*** PROVIDED ENTRIES ***

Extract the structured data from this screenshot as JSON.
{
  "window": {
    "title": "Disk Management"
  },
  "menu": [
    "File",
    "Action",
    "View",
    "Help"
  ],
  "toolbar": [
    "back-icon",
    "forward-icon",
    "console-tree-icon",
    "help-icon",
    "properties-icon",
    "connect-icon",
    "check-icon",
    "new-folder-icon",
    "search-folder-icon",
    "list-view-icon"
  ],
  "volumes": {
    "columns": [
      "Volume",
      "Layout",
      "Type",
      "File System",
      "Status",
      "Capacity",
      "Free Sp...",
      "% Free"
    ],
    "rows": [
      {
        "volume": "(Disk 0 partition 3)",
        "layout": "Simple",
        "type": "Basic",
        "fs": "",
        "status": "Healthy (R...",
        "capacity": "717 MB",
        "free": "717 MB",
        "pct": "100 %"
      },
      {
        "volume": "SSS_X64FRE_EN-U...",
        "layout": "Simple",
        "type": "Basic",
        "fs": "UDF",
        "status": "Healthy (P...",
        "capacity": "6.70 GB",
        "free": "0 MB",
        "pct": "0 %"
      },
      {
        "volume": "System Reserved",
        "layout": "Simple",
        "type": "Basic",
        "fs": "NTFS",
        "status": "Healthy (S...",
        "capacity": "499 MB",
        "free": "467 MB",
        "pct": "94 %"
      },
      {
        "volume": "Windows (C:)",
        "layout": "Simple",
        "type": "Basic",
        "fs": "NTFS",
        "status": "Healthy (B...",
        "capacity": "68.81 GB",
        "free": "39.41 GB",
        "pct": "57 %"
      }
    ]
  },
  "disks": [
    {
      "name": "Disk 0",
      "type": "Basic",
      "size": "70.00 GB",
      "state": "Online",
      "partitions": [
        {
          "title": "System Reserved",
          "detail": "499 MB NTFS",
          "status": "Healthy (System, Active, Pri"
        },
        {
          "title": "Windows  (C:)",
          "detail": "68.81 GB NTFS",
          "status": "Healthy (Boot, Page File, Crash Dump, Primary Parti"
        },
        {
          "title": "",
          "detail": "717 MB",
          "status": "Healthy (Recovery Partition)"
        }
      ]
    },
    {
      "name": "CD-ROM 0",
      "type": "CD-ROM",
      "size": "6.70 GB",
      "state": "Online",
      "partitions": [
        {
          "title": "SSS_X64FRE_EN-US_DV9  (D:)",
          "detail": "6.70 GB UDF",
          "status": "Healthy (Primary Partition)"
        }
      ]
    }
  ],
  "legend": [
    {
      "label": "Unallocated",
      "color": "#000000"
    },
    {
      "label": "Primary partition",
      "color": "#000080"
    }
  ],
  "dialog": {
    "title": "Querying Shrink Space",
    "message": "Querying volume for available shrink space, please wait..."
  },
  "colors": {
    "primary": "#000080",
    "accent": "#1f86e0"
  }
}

***
*** PROVIDED ENTRIES ***

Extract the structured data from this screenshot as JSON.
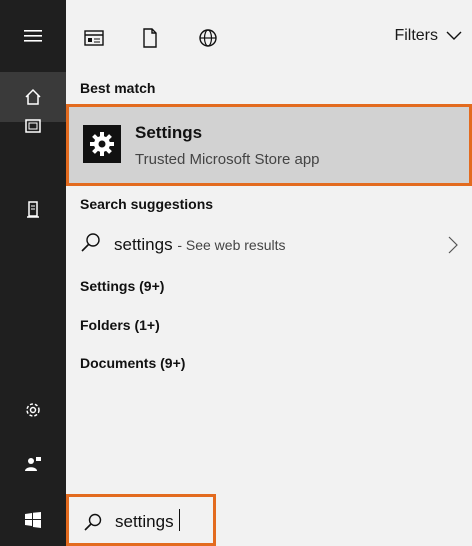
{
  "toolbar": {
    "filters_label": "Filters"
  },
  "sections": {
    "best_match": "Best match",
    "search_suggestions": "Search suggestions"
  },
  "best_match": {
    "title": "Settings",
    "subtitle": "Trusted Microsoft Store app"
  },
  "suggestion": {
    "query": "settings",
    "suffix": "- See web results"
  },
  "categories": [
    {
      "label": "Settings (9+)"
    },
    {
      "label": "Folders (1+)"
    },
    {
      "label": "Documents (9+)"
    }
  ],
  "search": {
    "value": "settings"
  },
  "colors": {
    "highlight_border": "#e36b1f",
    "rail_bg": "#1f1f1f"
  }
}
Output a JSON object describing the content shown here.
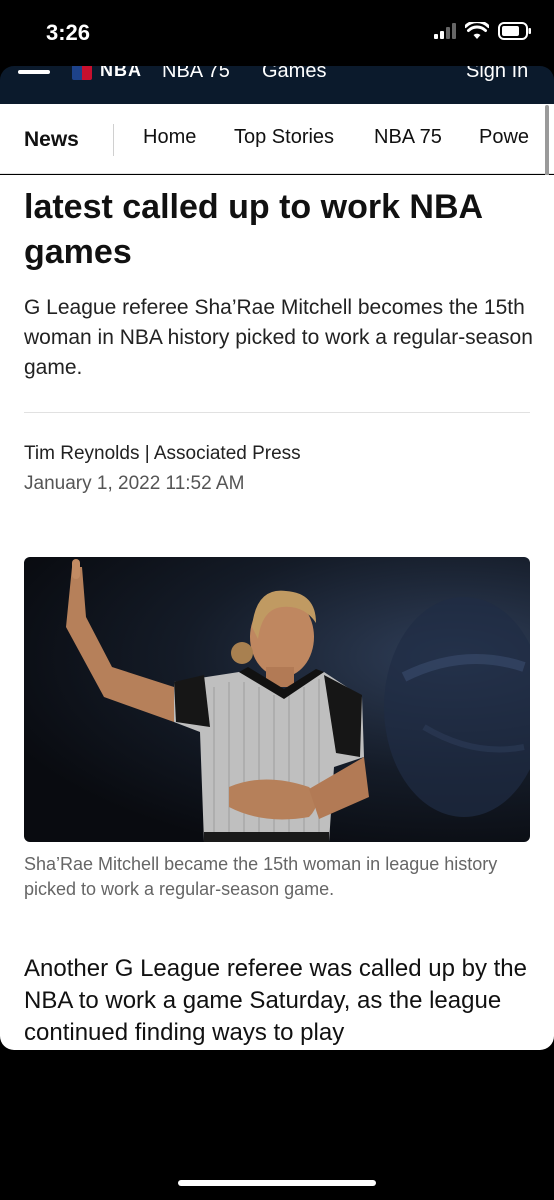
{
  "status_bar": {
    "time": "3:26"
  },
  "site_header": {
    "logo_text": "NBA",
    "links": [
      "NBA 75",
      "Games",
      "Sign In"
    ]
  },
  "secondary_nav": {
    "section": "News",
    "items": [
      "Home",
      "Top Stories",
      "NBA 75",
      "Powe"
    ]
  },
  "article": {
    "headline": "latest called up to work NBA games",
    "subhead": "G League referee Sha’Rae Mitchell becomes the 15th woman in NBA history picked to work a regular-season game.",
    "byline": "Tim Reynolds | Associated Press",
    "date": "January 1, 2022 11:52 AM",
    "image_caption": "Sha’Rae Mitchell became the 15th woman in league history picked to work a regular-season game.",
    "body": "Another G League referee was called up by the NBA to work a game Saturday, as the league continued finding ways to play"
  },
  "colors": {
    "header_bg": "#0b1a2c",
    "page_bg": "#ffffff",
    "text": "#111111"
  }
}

***

• **PROBLEM STATEMENT**
Look through the material above. Copy each line where the word "icon" appears.

• **WRITTEN ANSWER**
    "back-icon",
    "forward-icon",
    "console-tree-icon",
    "help-icon",
    "properties-icon",
    "connect-icon",
    "check-icon",
    "new-folder-icon",
    "search-folder-icon",
    "list-view-icon"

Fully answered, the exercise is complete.